THE PROBLEM » Could you return all of the entries below exactly, minus the pictures?

○ ○ ○

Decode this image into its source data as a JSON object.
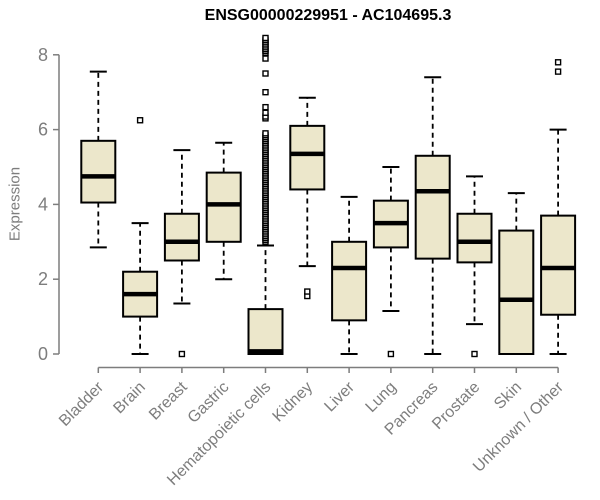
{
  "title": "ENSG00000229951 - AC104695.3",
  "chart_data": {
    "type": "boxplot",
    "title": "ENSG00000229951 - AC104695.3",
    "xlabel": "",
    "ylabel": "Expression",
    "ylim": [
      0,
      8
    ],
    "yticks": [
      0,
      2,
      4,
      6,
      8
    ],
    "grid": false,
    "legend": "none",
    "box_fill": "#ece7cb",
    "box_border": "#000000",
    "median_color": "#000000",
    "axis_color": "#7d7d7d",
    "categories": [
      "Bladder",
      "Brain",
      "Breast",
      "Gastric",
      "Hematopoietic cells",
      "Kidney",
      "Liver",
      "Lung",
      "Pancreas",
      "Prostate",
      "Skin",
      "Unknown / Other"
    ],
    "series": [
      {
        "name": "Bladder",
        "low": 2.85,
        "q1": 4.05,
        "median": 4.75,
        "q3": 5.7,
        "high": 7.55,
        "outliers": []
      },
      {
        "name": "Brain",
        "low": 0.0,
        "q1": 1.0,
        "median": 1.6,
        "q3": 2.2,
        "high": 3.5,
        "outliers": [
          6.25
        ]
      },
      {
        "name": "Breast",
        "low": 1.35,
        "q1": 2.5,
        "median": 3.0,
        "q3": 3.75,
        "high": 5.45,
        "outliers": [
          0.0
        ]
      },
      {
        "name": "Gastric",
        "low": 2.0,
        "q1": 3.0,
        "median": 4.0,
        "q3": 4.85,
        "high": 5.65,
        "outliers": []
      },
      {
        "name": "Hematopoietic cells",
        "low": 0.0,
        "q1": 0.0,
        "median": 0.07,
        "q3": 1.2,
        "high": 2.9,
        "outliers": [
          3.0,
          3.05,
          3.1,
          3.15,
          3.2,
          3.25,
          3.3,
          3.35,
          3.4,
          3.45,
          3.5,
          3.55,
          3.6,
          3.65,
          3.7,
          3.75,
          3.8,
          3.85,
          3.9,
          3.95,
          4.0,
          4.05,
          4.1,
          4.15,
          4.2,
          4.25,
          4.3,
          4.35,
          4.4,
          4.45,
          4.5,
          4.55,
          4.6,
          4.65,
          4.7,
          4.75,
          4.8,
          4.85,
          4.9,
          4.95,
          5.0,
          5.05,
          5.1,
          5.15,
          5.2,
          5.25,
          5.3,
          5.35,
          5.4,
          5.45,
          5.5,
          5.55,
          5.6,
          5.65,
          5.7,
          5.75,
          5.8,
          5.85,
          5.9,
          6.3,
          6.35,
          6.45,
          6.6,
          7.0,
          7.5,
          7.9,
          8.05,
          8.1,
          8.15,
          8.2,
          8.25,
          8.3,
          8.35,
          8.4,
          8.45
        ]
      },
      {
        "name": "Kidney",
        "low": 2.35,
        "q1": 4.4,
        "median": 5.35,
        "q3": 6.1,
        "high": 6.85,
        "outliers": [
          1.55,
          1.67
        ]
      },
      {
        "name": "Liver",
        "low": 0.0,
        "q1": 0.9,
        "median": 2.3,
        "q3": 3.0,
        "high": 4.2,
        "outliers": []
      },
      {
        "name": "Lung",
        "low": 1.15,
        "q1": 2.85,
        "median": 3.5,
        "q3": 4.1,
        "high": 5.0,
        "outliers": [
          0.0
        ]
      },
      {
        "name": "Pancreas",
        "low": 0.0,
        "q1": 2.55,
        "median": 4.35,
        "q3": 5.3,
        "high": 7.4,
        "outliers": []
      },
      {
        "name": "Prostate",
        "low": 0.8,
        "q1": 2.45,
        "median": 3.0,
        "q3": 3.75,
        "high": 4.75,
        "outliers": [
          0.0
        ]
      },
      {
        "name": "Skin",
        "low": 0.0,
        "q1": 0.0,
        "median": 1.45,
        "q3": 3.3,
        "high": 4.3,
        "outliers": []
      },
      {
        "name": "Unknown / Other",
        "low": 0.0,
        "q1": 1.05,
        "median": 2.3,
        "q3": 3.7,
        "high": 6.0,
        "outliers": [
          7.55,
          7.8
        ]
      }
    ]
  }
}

○ ○ ○

YOUR SOLUTION »
Decode this image into its source data as a JSON object.
{
  "title": "ENSG00000229951 - AC104695.3",
  "chart_data": {
    "type": "boxplot",
    "title": "ENSG00000229951 - AC104695.3",
    "xlabel": "",
    "ylabel": "Expression",
    "ylim": [
      0,
      8
    ],
    "yticks": [
      0,
      2,
      4,
      6,
      8
    ],
    "grid": false,
    "legend": "none",
    "box_fill": "#ece7cb",
    "box_border": "#000000",
    "median_color": "#000000",
    "axis_color": "#7d7d7d",
    "categories": [
      "Bladder",
      "Brain",
      "Breast",
      "Gastric",
      "Hematopoietic cells",
      "Kidney",
      "Liver",
      "Lung",
      "Pancreas",
      "Prostate",
      "Skin",
      "Unknown / Other"
    ],
    "series": [
      {
        "name": "Bladder",
        "low": 2.85,
        "q1": 4.05,
        "median": 4.75,
        "q3": 5.7,
        "high": 7.55,
        "outliers": []
      },
      {
        "name": "Brain",
        "low": 0.0,
        "q1": 1.0,
        "median": 1.6,
        "q3": 2.2,
        "high": 3.5,
        "outliers": [
          6.25
        ]
      },
      {
        "name": "Breast",
        "low": 1.35,
        "q1": 2.5,
        "median": 3.0,
        "q3": 3.75,
        "high": 5.45,
        "outliers": [
          0.0
        ]
      },
      {
        "name": "Gastric",
        "low": 2.0,
        "q1": 3.0,
        "median": 4.0,
        "q3": 4.85,
        "high": 5.65,
        "outliers": []
      },
      {
        "name": "Hematopoietic cells",
        "low": 0.0,
        "q1": 0.0,
        "median": 0.07,
        "q3": 1.2,
        "high": 2.9,
        "outliers": [
          3.0,
          3.05,
          3.1,
          3.15,
          3.2,
          3.25,
          3.3,
          3.35,
          3.4,
          3.45,
          3.5,
          3.55,
          3.6,
          3.65,
          3.7,
          3.75,
          3.8,
          3.85,
          3.9,
          3.95,
          4.0,
          4.05,
          4.1,
          4.15,
          4.2,
          4.25,
          4.3,
          4.35,
          4.4,
          4.45,
          4.5,
          4.55,
          4.6,
          4.65,
          4.7,
          4.75,
          4.8,
          4.85,
          4.9,
          4.95,
          5.0,
          5.05,
          5.1,
          5.15,
          5.2,
          5.25,
          5.3,
          5.35,
          5.4,
          5.45,
          5.5,
          5.55,
          5.6,
          5.65,
          5.7,
          5.75,
          5.8,
          5.85,
          5.9,
          6.3,
          6.35,
          6.45,
          6.6,
          7.0,
          7.5,
          7.9,
          8.05,
          8.1,
          8.15,
          8.2,
          8.25,
          8.3,
          8.35,
          8.4,
          8.45
        ]
      },
      {
        "name": "Kidney",
        "low": 2.35,
        "q1": 4.4,
        "median": 5.35,
        "q3": 6.1,
        "high": 6.85,
        "outliers": [
          1.55,
          1.67
        ]
      },
      {
        "name": "Liver",
        "low": 0.0,
        "q1": 0.9,
        "median": 2.3,
        "q3": 3.0,
        "high": 4.2,
        "outliers": []
      },
      {
        "name": "Lung",
        "low": 1.15,
        "q1": 2.85,
        "median": 3.5,
        "q3": 4.1,
        "high": 5.0,
        "outliers": [
          0.0
        ]
      },
      {
        "name": "Pancreas",
        "low": 0.0,
        "q1": 2.55,
        "median": 4.35,
        "q3": 5.3,
        "high": 7.4,
        "outliers": []
      },
      {
        "name": "Prostate",
        "low": 0.8,
        "q1": 2.45,
        "median": 3.0,
        "q3": 3.75,
        "high": 4.75,
        "outliers": [
          0.0
        ]
      },
      {
        "name": "Skin",
        "low": 0.0,
        "q1": 0.0,
        "median": 1.45,
        "q3": 3.3,
        "high": 4.3,
        "outliers": []
      },
      {
        "name": "Unknown / Other",
        "low": 0.0,
        "q1": 1.05,
        "median": 2.3,
        "q3": 3.7,
        "high": 6.0,
        "outliers": [
          7.55,
          7.8
        ]
      }
    ]
  }
}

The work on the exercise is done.